##### Materials provided

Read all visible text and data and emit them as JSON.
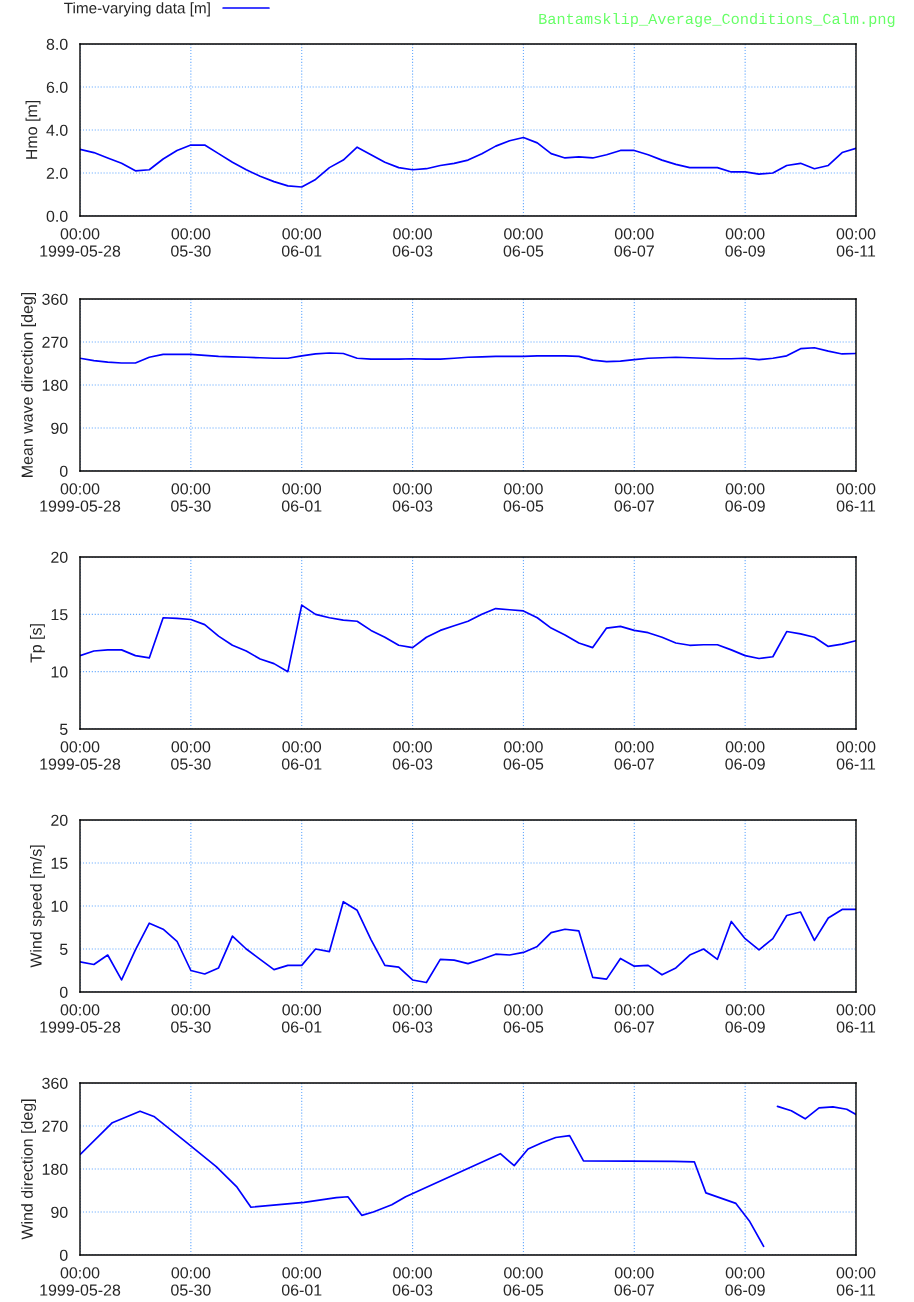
{
  "chart_data": [
    {
      "type": "line",
      "ylabel": "Hmo [m]",
      "annotations": [
        "Bantamsklip_Average_Conditions_Calm.png"
      ],
      "legend": "top left",
      "grid": true,
      "x": [
        "1999-05-28T00:00",
        "1999-05-28T06:00",
        "1999-05-28T12:00",
        "1999-05-28T18:00",
        "1999-05-29T00:00",
        "1999-05-29T06:00",
        "1999-05-29T12:00",
        "1999-05-29T18:00",
        "1999-05-30T00:00",
        "1999-05-30T06:00",
        "1999-05-30T12:00",
        "1999-05-30T18:00",
        "1999-05-31T00:00",
        "1999-05-31T06:00",
        "1999-05-31T12:00",
        "1999-05-31T18:00",
        "1999-06-01T00:00",
        "1999-06-01T06:00",
        "1999-06-01T12:00",
        "1999-06-01T18:00",
        "1999-06-02T00:00",
        "1999-06-02T06:00",
        "1999-06-02T12:00",
        "1999-06-02T18:00",
        "1999-06-03T00:00",
        "1999-06-03T06:00",
        "1999-06-03T12:00",
        "1999-06-03T18:00",
        "1999-06-04T00:00",
        "1999-06-04T06:00",
        "1999-06-04T12:00",
        "1999-06-04T18:00",
        "1999-06-05T00:00",
        "1999-06-05T06:00",
        "1999-06-05T12:00",
        "1999-06-05T18:00",
        "1999-06-06T00:00",
        "1999-06-06T06:00",
        "1999-06-06T12:00",
        "1999-06-06T18:00",
        "1999-06-07T00:00",
        "1999-06-07T06:00",
        "1999-06-07T12:00",
        "1999-06-07T18:00",
        "1999-06-08T00:00",
        "1999-06-08T06:00",
        "1999-06-08T12:00",
        "1999-06-08T18:00",
        "1999-06-09T00:00",
        "1999-06-09T06:00",
        "1999-06-09T12:00",
        "1999-06-09T18:00",
        "1999-06-10T00:00",
        "1999-06-10T06:00",
        "1999-06-10T12:00",
        "1999-06-10T18:00",
        "1999-06-11T00:00"
      ],
      "series": [
        {
          "name": "Time-varying data [m]",
          "color": "#0000ff",
          "values": [
            3.1,
            2.95,
            2.7,
            2.45,
            2.1,
            2.15,
            2.65,
            3.05,
            3.3,
            3.3,
            2.9,
            2.5,
            2.15,
            1.85,
            1.6,
            1.4,
            1.35,
            1.7,
            2.25,
            2.6,
            3.2,
            2.85,
            2.5,
            2.25,
            2.15,
            2.2,
            2.35,
            2.45,
            2.6,
            2.9,
            3.25,
            3.5,
            3.65,
            3.4,
            2.9,
            2.7,
            2.75,
            2.7,
            2.85,
            3.05,
            3.05,
            2.85,
            2.6,
            2.4,
            2.25,
            2.25,
            2.25,
            2.05,
            2.05,
            1.95,
            2.0,
            2.35,
            2.45,
            2.2,
            2.35,
            2.95,
            3.15
          ]
        }
      ],
      "xlim": [
        "1999-05-28",
        "1999-06-11"
      ],
      "xticks": [
        {
          "value": "1999-05-28",
          "label": "00:00\n1999-05-28"
        },
        {
          "value": "1999-05-30",
          "label": "00:00\n05-30"
        },
        {
          "value": "1999-06-01",
          "label": "00:00\n06-01"
        },
        {
          "value": "1999-06-03",
          "label": "00:00\n06-03"
        },
        {
          "value": "1999-06-05",
          "label": "00:00\n06-05"
        },
        {
          "value": "1999-06-07",
          "label": "00:00\n06-07"
        },
        {
          "value": "1999-06-09",
          "label": "00:00\n06-09"
        },
        {
          "value": "1999-06-11",
          "label": "00:00\n06-11"
        }
      ],
      "ylim": [
        0,
        8
      ],
      "yticks": [
        {
          "value": 0,
          "label": "0.0"
        },
        {
          "value": 2,
          "label": "2.0"
        },
        {
          "value": 4,
          "label": "4.0"
        },
        {
          "value": 6,
          "label": "6.0"
        },
        {
          "value": 8,
          "label": "8.0"
        }
      ]
    },
    {
      "type": "line",
      "ylabel": "Mean wave direction [deg]",
      "grid": true,
      "x": [
        "1999-05-28T00:00",
        "1999-05-28T06:00",
        "1999-05-28T12:00",
        "1999-05-28T18:00",
        "1999-05-29T00:00",
        "1999-05-29T06:00",
        "1999-05-29T12:00",
        "1999-05-29T18:00",
        "1999-05-30T00:00",
        "1999-05-30T06:00",
        "1999-05-30T12:00",
        "1999-05-30T18:00",
        "1999-05-31T00:00",
        "1999-05-31T06:00",
        "1999-05-31T12:00",
        "1999-05-31T18:00",
        "1999-06-01T00:00",
        "1999-06-01T06:00",
        "1999-06-01T12:00",
        "1999-06-01T18:00",
        "1999-06-02T00:00",
        "1999-06-02T06:00",
        "1999-06-02T12:00",
        "1999-06-02T18:00",
        "1999-06-03T00:00",
        "1999-06-03T06:00",
        "1999-06-03T12:00",
        "1999-06-03T18:00",
        "1999-06-04T00:00",
        "1999-06-04T06:00",
        "1999-06-04T12:00",
        "1999-06-04T18:00",
        "1999-06-05T00:00",
        "1999-06-05T06:00",
        "1999-06-05T12:00",
        "1999-06-05T18:00",
        "1999-06-06T00:00",
        "1999-06-06T06:00",
        "1999-06-06T12:00",
        "1999-06-06T18:00",
        "1999-06-07T00:00",
        "1999-06-07T06:00",
        "1999-06-07T12:00",
        "1999-06-07T18:00",
        "1999-06-08T00:00",
        "1999-06-08T06:00",
        "1999-06-08T12:00",
        "1999-06-08T18:00",
        "1999-06-09T00:00",
        "1999-06-09T06:00",
        "1999-06-09T12:00",
        "1999-06-09T18:00",
        "1999-06-10T00:00",
        "1999-06-10T06:00",
        "1999-06-10T12:00",
        "1999-06-10T18:00",
        "1999-06-11T00:00"
      ],
      "series": [
        {
          "color": "#0000ff",
          "values": [
            236,
            231,
            228,
            226,
            226,
            238,
            244,
            244,
            244,
            242,
            240,
            239,
            238,
            237,
            236,
            236,
            241,
            245,
            247,
            246,
            236,
            234,
            234,
            234,
            235,
            234,
            234,
            236,
            238,
            239,
            240,
            240,
            240,
            241,
            241,
            241,
            240,
            232,
            229,
            230,
            233,
            236,
            237,
            238,
            237,
            236,
            235,
            235,
            236,
            233,
            236,
            241,
            256,
            258,
            251,
            245,
            246
          ]
        }
      ],
      "xlim": [
        "1999-05-28",
        "1999-06-11"
      ],
      "xticks": [
        {
          "value": "1999-05-28",
          "label": "00:00\n1999-05-28"
        },
        {
          "value": "1999-05-30",
          "label": "00:00\n05-30"
        },
        {
          "value": "1999-06-01",
          "label": "00:00\n06-01"
        },
        {
          "value": "1999-06-03",
          "label": "00:00\n06-03"
        },
        {
          "value": "1999-06-05",
          "label": "00:00\n06-05"
        },
        {
          "value": "1999-06-07",
          "label": "00:00\n06-07"
        },
        {
          "value": "1999-06-09",
          "label": "00:00\n06-09"
        },
        {
          "value": "1999-06-11",
          "label": "00:00\n06-11"
        }
      ],
      "ylim": [
        0,
        360
      ],
      "yticks": [
        0,
        90,
        180,
        270,
        360
      ]
    },
    {
      "type": "line",
      "ylabel": "Tp [s]",
      "grid": true,
      "x": [
        "1999-05-28T00:00",
        "1999-05-28T06:00",
        "1999-05-28T12:00",
        "1999-05-28T18:00",
        "1999-05-29T00:00",
        "1999-05-29T06:00",
        "1999-05-29T12:00",
        "1999-05-29T18:00",
        "1999-05-30T00:00",
        "1999-05-30T06:00",
        "1999-05-30T12:00",
        "1999-05-30T18:00",
        "1999-05-31T00:00",
        "1999-05-31T06:00",
        "1999-05-31T12:00",
        "1999-05-31T18:00",
        "1999-06-01T00:00",
        "1999-06-01T06:00",
        "1999-06-01T12:00",
        "1999-06-01T18:00",
        "1999-06-02T00:00",
        "1999-06-02T06:00",
        "1999-06-02T12:00",
        "1999-06-02T18:00",
        "1999-06-03T00:00",
        "1999-06-03T06:00",
        "1999-06-03T12:00",
        "1999-06-03T18:00",
        "1999-06-04T00:00",
        "1999-06-04T06:00",
        "1999-06-04T12:00",
        "1999-06-04T18:00",
        "1999-06-05T00:00",
        "1999-06-05T06:00",
        "1999-06-05T12:00",
        "1999-06-05T18:00",
        "1999-06-06T00:00",
        "1999-06-06T06:00",
        "1999-06-06T12:00",
        "1999-06-06T18:00",
        "1999-06-07T00:00",
        "1999-06-07T06:00",
        "1999-06-07T12:00",
        "1999-06-07T18:00",
        "1999-06-08T00:00",
        "1999-06-08T06:00",
        "1999-06-08T12:00",
        "1999-06-08T18:00",
        "1999-06-09T00:00",
        "1999-06-09T06:00",
        "1999-06-09T12:00",
        "1999-06-09T18:00",
        "1999-06-10T00:00",
        "1999-06-10T06:00",
        "1999-06-10T12:00",
        "1999-06-10T18:00",
        "1999-06-11T00:00"
      ],
      "series": [
        {
          "color": "#0000ff",
          "values": [
            11.4,
            11.8,
            11.9,
            11.9,
            11.4,
            11.2,
            14.7,
            14.65,
            14.55,
            14.1,
            13.1,
            12.3,
            11.8,
            11.1,
            10.7,
            10.0,
            15.8,
            15.0,
            14.7,
            14.5,
            14.4,
            13.6,
            13.0,
            12.3,
            12.1,
            13.0,
            13.6,
            14.0,
            14.4,
            15.0,
            15.5,
            15.4,
            15.3,
            14.7,
            13.8,
            13.2,
            12.5,
            12.1,
            13.8,
            13.95,
            13.6,
            13.4,
            13.0,
            12.5,
            12.3,
            12.35,
            12.35,
            11.9,
            11.4,
            11.15,
            11.3,
            13.5,
            13.3,
            13.0,
            12.2,
            12.4,
            12.7
          ]
        }
      ],
      "xlim": [
        "1999-05-28",
        "1999-06-11"
      ],
      "xticks": [
        {
          "value": "1999-05-28",
          "label": "00:00\n1999-05-28"
        },
        {
          "value": "1999-05-30",
          "label": "00:00\n05-30"
        },
        {
          "value": "1999-06-01",
          "label": "00:00\n06-01"
        },
        {
          "value": "1999-06-03",
          "label": "00:00\n06-03"
        },
        {
          "value": "1999-06-05",
          "label": "00:00\n06-05"
        },
        {
          "value": "1999-06-07",
          "label": "00:00\n06-07"
        },
        {
          "value": "1999-06-09",
          "label": "00:00\n06-09"
        },
        {
          "value": "1999-06-11",
          "label": "00:00\n06-11"
        }
      ],
      "ylim": [
        5,
        20
      ],
      "yticks": [
        5,
        10,
        15,
        20
      ]
    },
    {
      "type": "line",
      "ylabel": "Wind speed [m/s]",
      "grid": true,
      "x": [
        "1999-05-28T00:00",
        "1999-05-28T06:00",
        "1999-05-28T12:00",
        "1999-05-28T18:00",
        "1999-05-29T00:00",
        "1999-05-29T06:00",
        "1999-05-29T12:00",
        "1999-05-29T18:00",
        "1999-05-30T00:00",
        "1999-05-30T06:00",
        "1999-05-30T12:00",
        "1999-05-30T18:00",
        "1999-05-31T00:00",
        "1999-05-31T06:00",
        "1999-05-31T12:00",
        "1999-05-31T18:00",
        "1999-06-01T00:00",
        "1999-06-01T06:00",
        "1999-06-01T12:00",
        "1999-06-01T18:00",
        "1999-06-02T00:00",
        "1999-06-02T06:00",
        "1999-06-02T12:00",
        "1999-06-02T18:00",
        "1999-06-03T00:00",
        "1999-06-03T06:00",
        "1999-06-03T12:00",
        "1999-06-03T18:00",
        "1999-06-04T00:00",
        "1999-06-04T06:00",
        "1999-06-04T12:00",
        "1999-06-04T18:00",
        "1999-06-05T00:00",
        "1999-06-05T06:00",
        "1999-06-05T12:00",
        "1999-06-05T18:00",
        "1999-06-06T00:00",
        "1999-06-06T06:00",
        "1999-06-06T12:00",
        "1999-06-06T18:00",
        "1999-06-07T00:00",
        "1999-06-07T06:00",
        "1999-06-07T12:00",
        "1999-06-07T18:00",
        "1999-06-08T00:00",
        "1999-06-08T06:00",
        "1999-06-08T12:00",
        "1999-06-08T18:00",
        "1999-06-09T00:00",
        "1999-06-09T06:00",
        "1999-06-09T12:00",
        "1999-06-09T18:00",
        "1999-06-10T00:00",
        "1999-06-10T06:00",
        "1999-06-10T12:00",
        "1999-06-10T18:00",
        "1999-06-11T00:00"
      ],
      "series": [
        {
          "color": "#0000ff",
          "values": [
            3.5,
            3.2,
            4.3,
            1.4,
            4.9,
            8.0,
            7.3,
            5.9,
            2.5,
            2.1,
            2.8,
            6.5,
            5.0,
            3.8,
            2.6,
            3.1,
            3.1,
            5.0,
            4.7,
            10.5,
            9.5,
            6.1,
            3.1,
            2.9,
            1.4,
            1.1,
            3.8,
            3.7,
            3.3,
            3.8,
            4.4,
            4.3,
            4.6,
            5.3,
            6.9,
            7.3,
            7.1,
            1.7,
            1.5,
            3.9,
            3.0,
            3.1,
            2.0,
            2.8,
            4.3,
            5.0,
            3.8,
            8.2,
            6.2,
            4.9,
            6.2,
            8.9,
            9.3,
            6.0,
            8.6,
            9.6,
            9.6
          ]
        }
      ],
      "xlim": [
        "1999-05-28",
        "1999-06-11"
      ],
      "xticks": [
        {
          "value": "1999-05-28",
          "label": "00:00\n1999-05-28"
        },
        {
          "value": "1999-05-30",
          "label": "00:00\n05-30"
        },
        {
          "value": "1999-06-01",
          "label": "00:00\n06-01"
        },
        {
          "value": "1999-06-03",
          "label": "00:00\n06-03"
        },
        {
          "value": "1999-06-05",
          "label": "00:00\n06-05"
        },
        {
          "value": "1999-06-07",
          "label": "00:00\n06-07"
        },
        {
          "value": "1999-06-09",
          "label": "00:00\n06-09"
        },
        {
          "value": "1999-06-11",
          "label": "00:00\n06-11"
        }
      ],
      "ylim": [
        0,
        20
      ],
      "yticks": [
        0,
        5,
        10,
        15,
        20
      ]
    },
    {
      "type": "line",
      "ylabel": "Wind direction [deg]",
      "grid": true,
      "x": [
        "1999-05-28T00:00",
        "1999-05-28T14:00",
        "1999-05-29T02:00",
        "1999-05-29T08:00",
        "1999-05-29T21:00",
        "1999-05-30T11:00",
        "1999-05-30T20:00",
        "1999-05-31T02:00",
        "1999-06-01T01:00",
        "1999-06-01T15:00",
        "1999-06-01T20:00",
        "1999-06-02T02:00",
        "1999-06-02T07:00",
        "1999-06-02T15:00",
        "1999-06-02T21:00",
        "1999-06-04T14:00",
        "1999-06-04T20:00",
        "1999-06-05T02:00",
        "1999-06-05T08:00",
        "1999-06-05T14:00",
        "1999-06-05T20:00",
        "1999-06-06T02:00",
        "1999-06-07T17:00",
        "1999-06-08T02:00",
        "1999-06-08T07:00",
        "1999-06-08T20:00",
        "1999-06-09T02:00",
        "1999-06-09T08:00",
        "1999-06-09T11:00",
        "1999-06-09T14:00",
        "1999-06-09T20:00",
        "1999-06-10T02:00",
        "1999-06-10T08:00",
        "1999-06-10T14:00",
        "1999-06-10T20:00",
        "1999-06-11T00:00"
      ],
      "series": [
        {
          "color": "#0000ff",
          "values": [
            210,
            277,
            301,
            290,
            240,
            185,
            142,
            100,
            110,
            120,
            122,
            83,
            90,
            105,
            122,
            212,
            187,
            222,
            235,
            246,
            250,
            197,
            196,
            195,
            130,
            108,
            70,
            18,
            null,
            311,
            302,
            285,
            308,
            310,
            305,
            294
          ]
        }
      ],
      "xlim": [
        "1999-05-28",
        "1999-06-11"
      ],
      "xticks": [
        {
          "value": "1999-05-28",
          "label": "00:00\n1999-05-28"
        },
        {
          "value": "1999-05-30",
          "label": "00:00\n05-30"
        },
        {
          "value": "1999-06-01",
          "label": "00:00\n06-01"
        },
        {
          "value": "1999-06-03",
          "label": "00:00\n06-03"
        },
        {
          "value": "1999-06-05",
          "label": "00:00\n06-05"
        },
        {
          "value": "1999-06-07",
          "label": "00:00\n06-07"
        },
        {
          "value": "1999-06-09",
          "label": "00:00\n06-09"
        },
        {
          "value": "1999-06-11",
          "label": "00:00\n06-11"
        }
      ],
      "ylim": [
        0,
        360
      ],
      "yticks": [
        0,
        90,
        180,
        270,
        360
      ]
    }
  ]
}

##########

Required task - Give only the number of lines in the data that hold the string "ylabel".

Correct result - 5